§ EXERCISE TASK: Pictures do not belong in the copy; restate the records below word for word.

§ INPUT:
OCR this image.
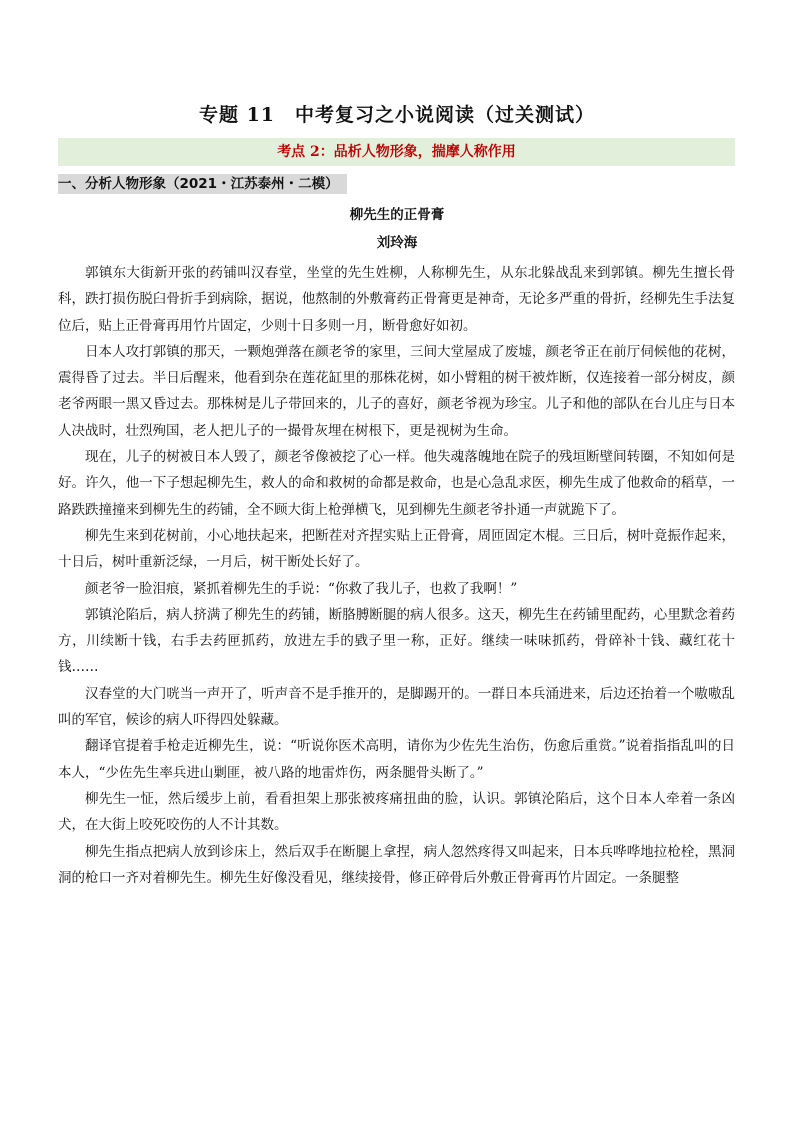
专题 11　中考复习之小说阅读（过关测试）
考点 2：品析人物形象，揣摩人称作用
一、分析人物形象（2021・江苏泰州・二模）
柳先生的正骨膏
刘玲海

郭镇东大街新开张的药铺叫汉春堂，坐堂的先生姓柳，人称柳先生，从东北躲战乱来到郭镇。柳先生擅长骨科，跌打损伤脱臼骨折手到病除，据说，他熬制的外敷膏药正骨膏更是神奇，无论多严重的骨折，经柳先生手法复位后，贴上正骨膏再用竹片固定，少则十日多则一月，断骨愈好如初。

日本人攻打郭镇的那天，一颗炮弹落在颜老爷的家里，三间大堂屋成了废墟，颜老爷正在前厅伺候他的花树，震得昏了过去。半日后醒来，他看到杂在莲花缸里的那株花树，如小臂粗的树干被炸断，仅连接着一部分树皮，颜老爷两眼一黑又昏过去。那株树是儿子带回来的，儿子的喜好，颜老爷视为珍宝。儿子和他的部队在台儿庄与日本人决战时，壮烈殉国，老人把儿子的一撮骨灰埋在树根下，更是视树为生命。

现在，儿子的树被日本人毁了，颜老爷像被挖了心一样。他失魂落魄地在院子的残垣断壁间转圈，不知如何是好。许久，他一下子想起柳先生，救人的命和救树的命都是救命，也是心急乱求医，柳先生成了他救命的稻草，一路跌跌撞撞来到柳先生的药铺，全不顾大街上枪弹横飞，见到柳先生颜老爷扑通一声就跪下了。

柳先生来到花树前，小心地扶起来，把断茬对齐捏实贴上正骨膏，周匝固定木棍。三日后，树叶竟振作起来，十日后，树叶重新泛绿，一月后，树干断处长好了。

颜老爷一脸泪痕，紧抓着柳先生的手说：“你救了我儿子，也救了我啊！”

郭镇沦陷后，病人挤满了柳先生的药铺，断胳膊断腿的病人很多。这天，柳先生在药铺里配药，心里默念着药方，川续断十钱，右手去药匣抓药，放进左手的戥子里一称，正好。继续一味味抓药，骨碎补十钱、藏红花十钱……

汉春堂的大门咣当一声开了，听声音不是手推开的，是脚踢开的。一群日本兵涌进来，后边还抬着一个嗷嗷乱叫的军官，候诊的病人吓得四处躲藏。

翻译官提着手枪走近柳先生，说：“听说你医术高明，请你为少佐先生治伤，伤愈后重赏。”说着指指乱叫的日本人，“少佐先生率兵进山剿匪，被八路的地雷炸伤，两条腿骨头断了。”

柳先生一怔，然后缓步上前，看看担架上那张被疼痛扭曲的脸，认识。郭镇沦陷后，这个日本人牵着一条凶犬，在大街上咬死咬伤的人不计其数。

柳先生指点把病人放到诊床上，然后双手在断腿上拿捏，病人忽然疼得又叫起来，日本兵哗哗地拉枪栓，黑洞洞的枪口一齐对着柳先生。柳先生好像没看见，继续接骨，修正碎骨后外敷正骨膏再竹片固定。一条腿整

§ FULL RESPONSE:
OCR this image.
专题 11　中考复习之小说阅读（过关测试）
考点 2：品析人物形象，揣摩人称作用
一、分析人物形象（2021・江苏泰州・二模）
柳先生的正骨膏
刘玲海

郭镇东大街新开张的药铺叫汉春堂，坐堂的先生姓柳，人称柳先生，从东北躲战乱来到郭镇。柳先生擅长骨科，跌打损伤脱臼骨折手到病除，据说，他熬制的外敷膏药正骨膏更是神奇，无论多严重的骨折，经柳先生手法复位后，贴上正骨膏再用竹片固定，少则十日多则一月，断骨愈好如初。

日本人攻打郭镇的那天，一颗炮弹落在颜老爷的家里，三间大堂屋成了废墟，颜老爷正在前厅伺候他的花树，震得昏了过去。半日后醒来，他看到杂在莲花缸里的那株花树，如小臂粗的树干被炸断，仅连接着一部分树皮，颜老爷两眼一黑又昏过去。那株树是儿子带回来的，儿子的喜好，颜老爷视为珍宝。儿子和他的部队在台儿庄与日本人决战时，壮烈殉国，老人把儿子的一撮骨灰埋在树根下，更是视树为生命。

现在，儿子的树被日本人毁了，颜老爷像被挖了心一样。他失魂落魄地在院子的残垣断壁间转圈，不知如何是好。许久，他一下子想起柳先生，救人的命和救树的命都是救命，也是心急乱求医，柳先生成了他救命的稻草，一路跌跌撞撞来到柳先生的药铺，全不顾大街上枪弹横飞，见到柳先生颜老爷扑通一声就跪下了。

柳先生来到花树前，小心地扶起来，把断茬对齐捏实贴上正骨膏，周匝固定木棍。三日后，树叶竟振作起来，十日后，树叶重新泛绿，一月后，树干断处长好了。

颜老爷一脸泪痕，紧抓着柳先生的手说：“你救了我儿子，也救了我啊！”

郭镇沦陷后，病人挤满了柳先生的药铺，断胳膊断腿的病人很多。这天，柳先生在药铺里配药，心里默念着药方，川续断十钱，右手去药匣抓药，放进左手的戥子里一称，正好。继续一味味抓药，骨碎补十钱、藏红花十钱……

汉春堂的大门咣当一声开了，听声音不是手推开的，是脚踢开的。一群日本兵涌进来，后边还抬着一个嗷嗷乱叫的军官，候诊的病人吓得四处躲藏。

翻译官提着手枪走近柳先生，说：“听说你医术高明，请你为少佐先生治伤，伤愈后重赏。”说着指指乱叫的日本人，“少佐先生率兵进山剿匪，被八路的地雷炸伤，两条腿骨头断了。”

柳先生一怔，然后缓步上前，看看担架上那张被疼痛扭曲的脸，认识。郭镇沦陷后，这个日本人牵着一条凶犬，在大街上咬死咬伤的人不计其数。

柳先生指点把病人放到诊床上，然后双手在断腿上拿捏，病人忽然疼得又叫起来，日本兵哗哗地拉枪栓，黑洞洞的枪口一齐对着柳先生。柳先生好像没看见，继续接骨，修正碎骨后外敷正骨膏再竹片固定。一条腿整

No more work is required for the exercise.